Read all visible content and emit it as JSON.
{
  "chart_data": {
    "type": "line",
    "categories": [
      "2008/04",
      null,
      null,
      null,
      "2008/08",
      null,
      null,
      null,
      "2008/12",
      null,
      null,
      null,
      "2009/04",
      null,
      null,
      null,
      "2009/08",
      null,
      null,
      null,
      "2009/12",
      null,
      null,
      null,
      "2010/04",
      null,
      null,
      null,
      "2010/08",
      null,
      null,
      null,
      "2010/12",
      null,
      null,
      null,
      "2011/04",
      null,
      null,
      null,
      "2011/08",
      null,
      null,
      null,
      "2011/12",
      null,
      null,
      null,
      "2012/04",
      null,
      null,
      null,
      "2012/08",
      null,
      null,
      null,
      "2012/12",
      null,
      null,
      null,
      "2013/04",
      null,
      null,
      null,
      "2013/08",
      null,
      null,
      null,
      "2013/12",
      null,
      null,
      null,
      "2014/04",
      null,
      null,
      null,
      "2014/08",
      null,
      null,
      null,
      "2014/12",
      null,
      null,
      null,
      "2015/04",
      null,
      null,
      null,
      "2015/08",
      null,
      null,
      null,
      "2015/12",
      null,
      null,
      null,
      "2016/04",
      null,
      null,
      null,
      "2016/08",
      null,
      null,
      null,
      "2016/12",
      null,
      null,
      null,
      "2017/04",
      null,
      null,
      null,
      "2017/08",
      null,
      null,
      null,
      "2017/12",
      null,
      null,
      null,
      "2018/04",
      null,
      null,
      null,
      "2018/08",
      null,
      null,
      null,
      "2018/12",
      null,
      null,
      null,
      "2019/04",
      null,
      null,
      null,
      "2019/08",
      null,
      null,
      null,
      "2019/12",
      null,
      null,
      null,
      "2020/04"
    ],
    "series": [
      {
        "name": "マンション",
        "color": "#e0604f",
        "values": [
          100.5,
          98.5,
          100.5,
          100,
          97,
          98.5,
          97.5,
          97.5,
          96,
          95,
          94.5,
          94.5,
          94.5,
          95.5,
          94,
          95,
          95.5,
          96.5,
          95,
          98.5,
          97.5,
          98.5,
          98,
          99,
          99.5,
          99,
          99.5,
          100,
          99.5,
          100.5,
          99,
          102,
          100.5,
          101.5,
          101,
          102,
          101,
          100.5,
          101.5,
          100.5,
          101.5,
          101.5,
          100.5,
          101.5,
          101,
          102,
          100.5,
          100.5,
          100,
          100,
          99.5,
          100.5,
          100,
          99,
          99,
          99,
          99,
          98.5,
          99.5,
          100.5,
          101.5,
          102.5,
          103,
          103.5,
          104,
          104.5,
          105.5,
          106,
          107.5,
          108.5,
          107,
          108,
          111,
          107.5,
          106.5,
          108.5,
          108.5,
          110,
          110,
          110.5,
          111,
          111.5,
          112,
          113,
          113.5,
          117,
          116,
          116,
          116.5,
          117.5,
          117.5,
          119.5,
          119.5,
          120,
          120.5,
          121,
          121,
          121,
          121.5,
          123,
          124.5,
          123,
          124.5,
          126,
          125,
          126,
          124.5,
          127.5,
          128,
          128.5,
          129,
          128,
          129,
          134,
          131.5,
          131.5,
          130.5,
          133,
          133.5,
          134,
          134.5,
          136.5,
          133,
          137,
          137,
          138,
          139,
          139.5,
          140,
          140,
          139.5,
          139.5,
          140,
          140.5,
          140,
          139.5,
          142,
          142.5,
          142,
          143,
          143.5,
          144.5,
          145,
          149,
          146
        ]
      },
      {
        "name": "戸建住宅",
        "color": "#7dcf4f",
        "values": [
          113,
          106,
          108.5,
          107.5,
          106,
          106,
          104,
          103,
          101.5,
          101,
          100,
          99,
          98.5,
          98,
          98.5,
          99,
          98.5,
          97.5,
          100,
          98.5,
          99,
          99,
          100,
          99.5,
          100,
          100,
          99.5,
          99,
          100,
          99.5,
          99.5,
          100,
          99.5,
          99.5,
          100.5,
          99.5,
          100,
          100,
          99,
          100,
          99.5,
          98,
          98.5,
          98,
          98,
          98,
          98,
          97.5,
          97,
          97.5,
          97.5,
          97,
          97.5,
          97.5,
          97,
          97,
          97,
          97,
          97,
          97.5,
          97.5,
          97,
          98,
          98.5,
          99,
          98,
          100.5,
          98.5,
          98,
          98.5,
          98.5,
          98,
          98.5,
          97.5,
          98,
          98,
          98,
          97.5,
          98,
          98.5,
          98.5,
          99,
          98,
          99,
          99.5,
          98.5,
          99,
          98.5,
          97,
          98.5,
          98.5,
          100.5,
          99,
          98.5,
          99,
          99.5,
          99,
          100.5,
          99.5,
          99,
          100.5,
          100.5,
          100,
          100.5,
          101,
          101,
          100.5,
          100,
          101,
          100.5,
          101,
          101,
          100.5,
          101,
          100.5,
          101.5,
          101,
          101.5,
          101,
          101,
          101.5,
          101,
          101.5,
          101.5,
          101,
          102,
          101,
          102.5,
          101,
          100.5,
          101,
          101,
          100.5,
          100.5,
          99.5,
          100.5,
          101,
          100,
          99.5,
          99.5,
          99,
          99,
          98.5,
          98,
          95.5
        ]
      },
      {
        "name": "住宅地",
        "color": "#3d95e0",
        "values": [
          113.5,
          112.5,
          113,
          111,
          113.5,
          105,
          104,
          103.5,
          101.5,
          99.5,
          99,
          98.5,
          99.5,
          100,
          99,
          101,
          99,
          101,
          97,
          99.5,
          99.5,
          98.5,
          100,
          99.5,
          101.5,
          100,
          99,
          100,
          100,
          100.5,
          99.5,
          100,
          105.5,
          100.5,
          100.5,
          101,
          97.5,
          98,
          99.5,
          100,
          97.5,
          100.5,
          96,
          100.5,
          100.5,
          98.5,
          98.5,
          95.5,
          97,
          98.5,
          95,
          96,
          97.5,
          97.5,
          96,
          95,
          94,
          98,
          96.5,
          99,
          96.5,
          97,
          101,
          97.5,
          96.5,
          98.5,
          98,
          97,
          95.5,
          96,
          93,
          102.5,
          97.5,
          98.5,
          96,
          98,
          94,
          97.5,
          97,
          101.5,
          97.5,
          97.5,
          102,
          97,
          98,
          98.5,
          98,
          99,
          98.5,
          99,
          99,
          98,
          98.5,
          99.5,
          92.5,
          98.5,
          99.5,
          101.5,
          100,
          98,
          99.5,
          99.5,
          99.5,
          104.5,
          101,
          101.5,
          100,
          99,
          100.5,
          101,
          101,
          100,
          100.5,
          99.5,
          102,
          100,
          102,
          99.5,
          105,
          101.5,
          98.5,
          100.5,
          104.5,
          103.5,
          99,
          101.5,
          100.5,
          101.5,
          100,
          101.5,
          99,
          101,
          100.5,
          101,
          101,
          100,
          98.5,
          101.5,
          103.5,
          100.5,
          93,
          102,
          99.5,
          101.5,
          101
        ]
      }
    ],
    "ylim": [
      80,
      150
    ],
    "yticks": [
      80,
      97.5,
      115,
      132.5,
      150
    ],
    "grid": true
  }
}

- - -

Repeat every record exactly as written, please.

Output for this exercise:
Read all visible content and emit it as JSON.
{
  "chart_data": {
    "type": "line",
    "categories": [
      "2008/04",
      null,
      null,
      null,
      "2008/08",
      null,
      null,
      null,
      "2008/12",
      null,
      null,
      null,
      "2009/04",
      null,
      null,
      null,
      "2009/08",
      null,
      null,
      null,
      "2009/12",
      null,
      null,
      null,
      "2010/04",
      null,
      null,
      null,
      "2010/08",
      null,
      null,
      null,
      "2010/12",
      null,
      null,
      null,
      "2011/04",
      null,
      null,
      null,
      "2011/08",
      null,
      null,
      null,
      "2011/12",
      null,
      null,
      null,
      "2012/04",
      null,
      null,
      null,
      "2012/08",
      null,
      null,
      null,
      "2012/12",
      null,
      null,
      null,
      "2013/04",
      null,
      null,
      null,
      "2013/08",
      null,
      null,
      null,
      "2013/12",
      null,
      null,
      null,
      "2014/04",
      null,
      null,
      null,
      "2014/08",
      null,
      null,
      null,
      "2014/12",
      null,
      null,
      null,
      "2015/04",
      null,
      null,
      null,
      "2015/08",
      null,
      null,
      null,
      "2015/12",
      null,
      null,
      null,
      "2016/04",
      null,
      null,
      null,
      "2016/08",
      null,
      null,
      null,
      "2016/12",
      null,
      null,
      null,
      "2017/04",
      null,
      null,
      null,
      "2017/08",
      null,
      null,
      null,
      "2017/12",
      null,
      null,
      null,
      "2018/04",
      null,
      null,
      null,
      "2018/08",
      null,
      null,
      null,
      "2018/12",
      null,
      null,
      null,
      "2019/04",
      null,
      null,
      null,
      "2019/08",
      null,
      null,
      null,
      "2019/12",
      null,
      null,
      null,
      "2020/04"
    ],
    "series": [
      {
        "name": "マンション",
        "color": "#e0604f",
        "values": [
          100.5,
          98.5,
          100.5,
          100,
          97,
          98.5,
          97.5,
          97.5,
          96,
          95,
          94.5,
          94.5,
          94.5,
          95.5,
          94,
          95,
          95.5,
          96.5,
          95,
          98.5,
          97.5,
          98.5,
          98,
          99,
          99.5,
          99,
          99.5,
          100,
          99.5,
          100.5,
          99,
          102,
          100.5,
          101.5,
          101,
          102,
          101,
          100.5,
          101.5,
          100.5,
          101.5,
          101.5,
          100.5,
          101.5,
          101,
          102,
          100.5,
          100.5,
          100,
          100,
          99.5,
          100.5,
          100,
          99,
          99,
          99,
          99,
          98.5,
          99.5,
          100.5,
          101.5,
          102.5,
          103,
          103.5,
          104,
          104.5,
          105.5,
          106,
          107.5,
          108.5,
          107,
          108,
          111,
          107.5,
          106.5,
          108.5,
          108.5,
          110,
          110,
          110.5,
          111,
          111.5,
          112,
          113,
          113.5,
          117,
          116,
          116,
          116.5,
          117.5,
          117.5,
          119.5,
          119.5,
          120,
          120.5,
          121,
          121,
          121,
          121.5,
          123,
          124.5,
          123,
          124.5,
          126,
          125,
          126,
          124.5,
          127.5,
          128,
          128.5,
          129,
          128,
          129,
          134,
          131.5,
          131.5,
          130.5,
          133,
          133.5,
          134,
          134.5,
          136.5,
          133,
          137,
          137,
          138,
          139,
          139.5,
          140,
          140,
          139.5,
          139.5,
          140,
          140.5,
          140,
          139.5,
          142,
          142.5,
          142,
          143,
          143.5,
          144.5,
          145,
          149,
          146
        ]
      },
      {
        "name": "戸建住宅",
        "color": "#7dcf4f",
        "values": [
          113,
          106,
          108.5,
          107.5,
          106,
          106,
          104,
          103,
          101.5,
          101,
          100,
          99,
          98.5,
          98,
          98.5,
          99,
          98.5,
          97.5,
          100,
          98.5,
          99,
          99,
          100,
          99.5,
          100,
          100,
          99.5,
          99,
          100,
          99.5,
          99.5,
          100,
          99.5,
          99.5,
          100.5,
          99.5,
          100,
          100,
          99,
          100,
          99.5,
          98,
          98.5,
          98,
          98,
          98,
          98,
          97.5,
          97,
          97.5,
          97.5,
          97,
          97.5,
          97.5,
          97,
          97,
          97,
          97,
          97,
          97.5,
          97.5,
          97,
          98,
          98.5,
          99,
          98,
          100.5,
          98.5,
          98,
          98.5,
          98.5,
          98,
          98.5,
          97.5,
          98,
          98,
          98,
          97.5,
          98,
          98.5,
          98.5,
          99,
          98,
          99,
          99.5,
          98.5,
          99,
          98.5,
          97,
          98.5,
          98.5,
          100.5,
          99,
          98.5,
          99,
          99.5,
          99,
          100.5,
          99.5,
          99,
          100.5,
          100.5,
          100,
          100.5,
          101,
          101,
          100.5,
          100,
          101,
          100.5,
          101,
          101,
          100.5,
          101,
          100.5,
          101.5,
          101,
          101.5,
          101,
          101,
          101.5,
          101,
          101.5,
          101.5,
          101,
          102,
          101,
          102.5,
          101,
          100.5,
          101,
          101,
          100.5,
          100.5,
          99.5,
          100.5,
          101,
          100,
          99.5,
          99.5,
          99,
          99,
          98.5,
          98,
          95.5
        ]
      },
      {
        "name": "住宅地",
        "color": "#3d95e0",
        "values": [
          113.5,
          112.5,
          113,
          111,
          113.5,
          105,
          104,
          103.5,
          101.5,
          99.5,
          99,
          98.5,
          99.5,
          100,
          99,
          101,
          99,
          101,
          97,
          99.5,
          99.5,
          98.5,
          100,
          99.5,
          101.5,
          100,
          99,
          100,
          100,
          100.5,
          99.5,
          100,
          105.5,
          100.5,
          100.5,
          101,
          97.5,
          98,
          99.5,
          100,
          97.5,
          100.5,
          96,
          100.5,
          100.5,
          98.5,
          98.5,
          95.5,
          97,
          98.5,
          95,
          96,
          97.5,
          97.5,
          96,
          95,
          94,
          98,
          96.5,
          99,
          96.5,
          97,
          101,
          97.5,
          96.5,
          98.5,
          98,
          97,
          95.5,
          96,
          93,
          102.5,
          97.5,
          98.5,
          96,
          98,
          94,
          97.5,
          97,
          101.5,
          97.5,
          97.5,
          102,
          97,
          98,
          98.5,
          98,
          99,
          98.5,
          99,
          99,
          98,
          98.5,
          99.5,
          92.5,
          98.5,
          99.5,
          101.5,
          100,
          98,
          99.5,
          99.5,
          99.5,
          104.5,
          101,
          101.5,
          100,
          99,
          100.5,
          101,
          101,
          100,
          100.5,
          99.5,
          102,
          100,
          102,
          99.5,
          105,
          101.5,
          98.5,
          100.5,
          104.5,
          103.5,
          99,
          101.5,
          100.5,
          101.5,
          100,
          101.5,
          99,
          101,
          100.5,
          101,
          101,
          100,
          98.5,
          101.5,
          103.5,
          100.5,
          93,
          102,
          99.5,
          101.5,
          101
        ]
      }
    ],
    "ylim": [
      80,
      150
    ],
    "yticks": [
      80,
      97.5,
      115,
      132.5,
      150
    ],
    "grid": true
  }
}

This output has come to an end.